[Entradas guardadas]
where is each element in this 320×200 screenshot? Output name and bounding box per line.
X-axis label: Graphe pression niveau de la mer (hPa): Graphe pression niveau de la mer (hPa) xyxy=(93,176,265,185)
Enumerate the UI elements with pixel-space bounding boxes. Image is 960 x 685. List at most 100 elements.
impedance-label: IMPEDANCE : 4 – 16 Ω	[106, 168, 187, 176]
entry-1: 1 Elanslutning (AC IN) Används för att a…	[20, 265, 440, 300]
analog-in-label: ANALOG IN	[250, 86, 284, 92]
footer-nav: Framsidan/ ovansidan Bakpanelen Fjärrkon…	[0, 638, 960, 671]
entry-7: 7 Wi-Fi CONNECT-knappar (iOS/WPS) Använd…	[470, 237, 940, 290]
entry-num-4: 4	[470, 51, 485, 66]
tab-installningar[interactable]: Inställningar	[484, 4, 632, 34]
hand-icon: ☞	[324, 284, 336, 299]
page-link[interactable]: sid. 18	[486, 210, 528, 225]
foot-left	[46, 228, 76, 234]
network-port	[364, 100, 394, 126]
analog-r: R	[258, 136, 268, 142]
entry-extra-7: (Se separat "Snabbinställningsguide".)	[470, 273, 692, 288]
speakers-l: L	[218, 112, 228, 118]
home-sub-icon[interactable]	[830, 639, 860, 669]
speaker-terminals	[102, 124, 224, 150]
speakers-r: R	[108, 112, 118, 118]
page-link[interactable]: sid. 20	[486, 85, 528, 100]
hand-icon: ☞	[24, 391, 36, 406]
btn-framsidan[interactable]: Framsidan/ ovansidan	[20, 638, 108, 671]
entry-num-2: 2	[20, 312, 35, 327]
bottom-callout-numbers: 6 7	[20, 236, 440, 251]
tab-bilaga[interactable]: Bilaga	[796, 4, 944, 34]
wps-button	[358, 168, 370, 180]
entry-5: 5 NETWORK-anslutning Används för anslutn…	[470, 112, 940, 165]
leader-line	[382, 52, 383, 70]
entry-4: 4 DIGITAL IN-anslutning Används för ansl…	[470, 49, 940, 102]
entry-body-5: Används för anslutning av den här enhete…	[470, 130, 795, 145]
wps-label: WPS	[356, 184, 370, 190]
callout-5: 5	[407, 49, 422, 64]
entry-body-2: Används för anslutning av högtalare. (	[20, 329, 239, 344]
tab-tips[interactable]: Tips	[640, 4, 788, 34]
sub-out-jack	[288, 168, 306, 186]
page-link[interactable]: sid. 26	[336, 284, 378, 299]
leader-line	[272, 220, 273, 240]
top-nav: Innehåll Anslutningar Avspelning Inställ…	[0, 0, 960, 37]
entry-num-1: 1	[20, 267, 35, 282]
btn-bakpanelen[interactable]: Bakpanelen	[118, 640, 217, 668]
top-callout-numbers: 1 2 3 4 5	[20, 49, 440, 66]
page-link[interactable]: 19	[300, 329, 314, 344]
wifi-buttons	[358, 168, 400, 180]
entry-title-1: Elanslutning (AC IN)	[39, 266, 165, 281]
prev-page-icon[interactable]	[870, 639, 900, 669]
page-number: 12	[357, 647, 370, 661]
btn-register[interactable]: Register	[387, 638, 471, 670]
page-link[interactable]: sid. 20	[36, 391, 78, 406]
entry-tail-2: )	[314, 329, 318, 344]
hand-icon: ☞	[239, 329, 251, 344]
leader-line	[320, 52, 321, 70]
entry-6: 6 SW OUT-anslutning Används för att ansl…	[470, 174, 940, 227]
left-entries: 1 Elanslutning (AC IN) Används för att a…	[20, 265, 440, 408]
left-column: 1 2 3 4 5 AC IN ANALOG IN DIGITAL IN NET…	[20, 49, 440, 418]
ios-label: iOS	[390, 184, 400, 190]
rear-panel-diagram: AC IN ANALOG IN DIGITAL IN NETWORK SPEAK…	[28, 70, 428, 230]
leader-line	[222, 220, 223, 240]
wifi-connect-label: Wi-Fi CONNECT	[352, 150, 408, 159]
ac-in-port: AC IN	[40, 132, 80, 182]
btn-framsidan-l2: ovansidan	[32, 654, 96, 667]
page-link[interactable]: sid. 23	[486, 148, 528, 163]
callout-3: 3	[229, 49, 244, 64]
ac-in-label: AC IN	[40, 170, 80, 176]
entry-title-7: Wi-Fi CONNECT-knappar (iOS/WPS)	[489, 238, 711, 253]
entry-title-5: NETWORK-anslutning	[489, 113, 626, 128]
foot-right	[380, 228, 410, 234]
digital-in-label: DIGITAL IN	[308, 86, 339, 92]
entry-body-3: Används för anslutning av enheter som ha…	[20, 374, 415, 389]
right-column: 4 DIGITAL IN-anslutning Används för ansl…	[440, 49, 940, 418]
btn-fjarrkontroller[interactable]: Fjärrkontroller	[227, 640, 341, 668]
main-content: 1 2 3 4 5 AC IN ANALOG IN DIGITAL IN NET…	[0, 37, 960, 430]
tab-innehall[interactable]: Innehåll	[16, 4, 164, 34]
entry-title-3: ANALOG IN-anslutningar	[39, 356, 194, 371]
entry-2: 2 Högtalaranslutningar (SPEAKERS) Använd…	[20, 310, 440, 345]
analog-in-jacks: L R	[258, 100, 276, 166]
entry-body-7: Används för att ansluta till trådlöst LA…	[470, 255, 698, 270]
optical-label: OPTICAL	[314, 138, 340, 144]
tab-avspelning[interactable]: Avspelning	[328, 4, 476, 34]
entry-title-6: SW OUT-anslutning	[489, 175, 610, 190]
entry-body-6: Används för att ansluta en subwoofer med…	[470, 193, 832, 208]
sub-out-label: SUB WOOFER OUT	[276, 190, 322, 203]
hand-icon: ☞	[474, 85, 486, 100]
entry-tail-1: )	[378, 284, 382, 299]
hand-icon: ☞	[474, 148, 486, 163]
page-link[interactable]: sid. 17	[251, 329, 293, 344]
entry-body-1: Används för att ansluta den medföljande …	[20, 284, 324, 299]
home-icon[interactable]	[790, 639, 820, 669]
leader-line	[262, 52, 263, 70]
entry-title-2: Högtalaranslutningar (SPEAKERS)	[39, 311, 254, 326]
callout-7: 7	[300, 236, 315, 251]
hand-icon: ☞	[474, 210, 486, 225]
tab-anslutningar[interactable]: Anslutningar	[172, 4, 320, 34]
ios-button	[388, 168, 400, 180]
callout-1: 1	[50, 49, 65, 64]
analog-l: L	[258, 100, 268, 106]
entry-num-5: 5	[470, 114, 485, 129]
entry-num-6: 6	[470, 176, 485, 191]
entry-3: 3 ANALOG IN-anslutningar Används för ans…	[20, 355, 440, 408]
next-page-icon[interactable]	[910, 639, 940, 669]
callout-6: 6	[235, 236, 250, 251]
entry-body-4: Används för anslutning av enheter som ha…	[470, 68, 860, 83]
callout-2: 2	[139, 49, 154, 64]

== Instrucción ==
Reescribe todo el material anterior como una lista JSON de cadenas, con una cadena por cada línea y sin incluir las líneas en blanco.

== Solución desarrollada ==
[
  "where is each element in this 320×200 screenshot? Output name and bounding box per line.",
  "X-axis label: Graphe pression niveau de la mer (hPa): Graphe pression niveau de la mer (hPa) xyxy=(93,176,265,185)",
  "Enumerate the UI elements with pixel-space bounding boxes. Image is 960 x 685. List at most 100 elements.",
  "impedance-label: IMPEDANCE : 4 – 16 Ω\t[106, 168, 187, 176]",
  "entry-1: 1 Elanslutning (AC IN) Används för att a…\t[20, 265, 440, 300]",
  "analog-in-label: ANALOG IN\t[250, 86, 284, 92]",
  "footer-nav: Framsidan/ ovansidan Bakpanelen Fjärrkon…\t[0, 638, 960, 671]",
  "entry-7: 7 Wi-Fi CONNECT-knappar (iOS/WPS) Använd…\t[470, 237, 940, 290]",
  "entry-num-4: 4\t[470, 51, 485, 66]",
  "tab-installningar[interactable]: Inställningar\t[484, 4, 632, 34]",
  "hand-icon: ☞\t[324, 284, 336, 299]",
  "page-link[interactable]: sid. 18\t[486, 210, 528, 225]",
  "foot-left\t[46, 228, 76, 234]",
  "network-port\t[364, 100, 394, 126]",
  "analog-r: R\t[258, 136, 268, 142]",
  "entry-extra-7: (Se separat \"Snabbinställningsguide\".)\t[470, 273, 692, 288]",
  "speakers-l: L\t[218, 112, 228, 118]",
  "home-sub-icon[interactable]\t[830, 639, 860, 669]",
  "speaker-terminals\t[102, 124, 224, 150]",
  "speakers-r: R\t[108, 112, 118, 118]",
  "page-link[interactable]: sid. 20\t[486, 85, 528, 100]",
  "hand-icon: ☞\t[24, 391, 36, 406]",
  "btn-framsidan[interactable]: Framsidan/ ovansidan\t[20, 638, 108, 671]",
  "entry-num-2: 2\t[20, 312, 35, 327]",
  "bottom-callout-numbers: 6 7\t[20, 236, 440, 251]",
  "tab-bilaga[interactable]: Bilaga\t[796, 4, 944, 34]",
  "wps-button\t[358, 168, 370, 180]",
  "entry-5: 5 NETWORK-anslutning Används för anslutn…\t[470, 112, 940, 165]",
  "leader-line\t[382, 52, 383, 70]",
  "entry-4: 4 DIGITAL IN-anslutning Används för ansl…\t[470, 49, 940, 102]",
  "entry-body-5: Används för anslutning av den här enhete…\t[470, 130, 795, 145]",
  "wps-label: WPS\t[356, 184, 370, 190]",
  "callout-5: 5\t[407, 49, 422, 64]",
  "entry-body-2: Används för anslutning av högtalare. (\t[20, 329, 239, 344]",
  "tab-tips[interactable]: Tips\t[640, 4, 788, 34]",
  "sub-out-jack\t[288, 168, 306, 186]",
  "page-link[interactable]: sid. 26\t[336, 284, 378, 299]",
  "leader-line\t[272, 220, 273, 240]",
  "top-nav: Innehåll Anslutningar Avspelning Inställ…\t[0, 0, 960, 37]",
  "entry-num-1: 1\t[20, 267, 35, 282]",
  "btn-bakpanelen[interactable]: Bakpanelen\t[118, 640, 217, 668]",
  "top-callout-numbers: 1 2 3 4 5\t[20, 49, 440, 66]",
  "page-link[interactable]: 19\t[300, 329, 314, 344]",
  "wifi-buttons\t[358, 168, 400, 180]",
  "entry-title-1: Elanslutning (AC IN)\t[39, 266, 165, 281]",
  "prev-page-icon[interactable]\t[870, 639, 900, 669]",
  "page-number: 12\t[357, 647, 370, 661]",
  "btn-register[interactable]: Register\t[387, 638, 471, 670]",
  "page-link[interactable]: sid. 20\t[36, 391, 78, 406]",
  "entry-tail-2: )\t[314, 329, 318, 344]",
  "hand-icon: ☞\t[239, 329, 251, 344]",
  "leader-line\t[320, 52, 321, 70]",
  "entry-6: 6 SW OUT-anslutning Används för att ansl…\t[470, 174, 940, 227]",
  "left-entries: 1 Elanslutning (AC IN) Används för att a…\t[20, 265, 440, 408]",
  "left-column: 1 2 3 4 5 AC IN ANALOG IN DIGITAL IN NET…\t[20, 49, 440, 418]",
  "ios-label: iOS\t[390, 184, 400, 190]",
  "rear-panel-diagram: AC IN ANALOG IN DIGITAL IN NETWORK SPEAK…\t[28, 70, 428, 230]",
  "leader-line\t[222, 220, 223, 240]",
  "wifi-connect-label: Wi-Fi CONNECT\t[352, 150, 408, 159]",
  "ac-in-port: AC IN\t[40, 132, 80, 182]",
  "btn-framsidan-l2: ovansidan\t[32, 654, 96, 667]",
  "page-link[interactable]: sid. 23\t[486, 148, 528, 163]",
  "callout-3: 3\t[229, 49, 244, 64]",
  "ac-in-label: AC IN\t[40, 170, 80, 176]",
  "entry-title-7: Wi-Fi CONNECT-knappar (iOS/WPS)\t[489, 238, 711, 253]",
  "entry-title-5: NETWORK-anslutning\t[489, 113, 626, 128]",
  "foot-right\t[380, 228, 410, 234]",
  "digital-in-label: DIGITAL IN\t[308, 86, 339, 92]",
  "entry-body-3: Används för anslutning av enheter som ha…\t[20, 374, 415, 389]",
  "right-column: 4 DIGITAL IN-anslutning Används för ansl…\t[440, 49, 940, 418]",
  "btn-fjarrkontroller[interactable]: Fjärrkontroller\t[227, 640, 341, 668]",
  "main-content: 1 2 3 4 5 AC IN ANALOG IN DIGITAL IN NET…\t[0, 37, 960, 430]",
  "tab-innehall[interactable]: Innehåll\t[16, 4, 164, 34]",
  "entry-title-3: ANALOG IN-anslutningar\t[39, 356, 194, 371]",
  "entry-2: 2 Högtalaranslutningar (SPEAKERS) Använd…\t[20, 310, 440, 345]",
  "analog-in-jacks: L R\t[258, 100, 276, 166]",
  "entry-body-7: Används för att ansluta till trådlöst LA…\t[470, 255, 698, 270]",
  "optical-label: OPTICAL\t[314, 138, 340, 144]",
  "tab-avspelning[interactable]: Avspelning\t[328, 4, 476, 34]",
  "entry-title-6: SW OUT-anslutning\t[489, 175, 610, 190]",
  "entry-body-6: Används för att ansluta en subwoofer med…\t[470, 193, 832, 208]",
  "sub-out-label: SUB WOOFER OUT\t[276, 190, 322, 203]",
  "hand-icon: ☞\t[474, 85, 486, 100]",
  "entry-tail-1: )\t[378, 284, 382, 299]",
  "hand-icon: ☞\t[474, 148, 486, 163]",
  "page-link[interactable]: sid. 17\t[251, 329, 293, 344]",
  "entry-body-1: Används för att ansluta den medföljande …\t[20, 284, 324, 299]",
  "home-icon[interactable]\t[790, 639, 820, 669]",
  "leader-line\t[262, 52, 263, 70]",
  "entry-title-2: Högtalaranslutningar (SPEAKERS)\t[39, 311, 254, 326]",
  "callout-7: 7\t[300, 236, 315, 251]",
  "hand-icon: ☞\t[474, 210, 486, 225]",
  "tab-anslutningar[interactable]: Anslutningar\t[172, 4, 320, 34]",
  "ios-button\t[388, 168, 400, 180]",
  "callout-1: 1\t[50, 49, 65, 64]",
  "analog-l: L\t[258, 100, 268, 106]",
  "entry-num-5: 5\t[470, 114, 485, 129]",
  "entry-num-6: 6\t[470, 176, 485, 191]",
  "entry-3: 3 ANALOG IN-anslutningar Används för ans…\t[20, 355, 440, 408]",
  "next-page-icon[interactable]\t[910, 639, 940, 669]",
  "callout-6: 6\t[235, 236, 250, 251]",
  "entry-body-4: Används för anslutning av enheter som ha…\t[470, 68, 860, 83]",
  "callout-2: 2\t[139, 49, 154, 64]"
]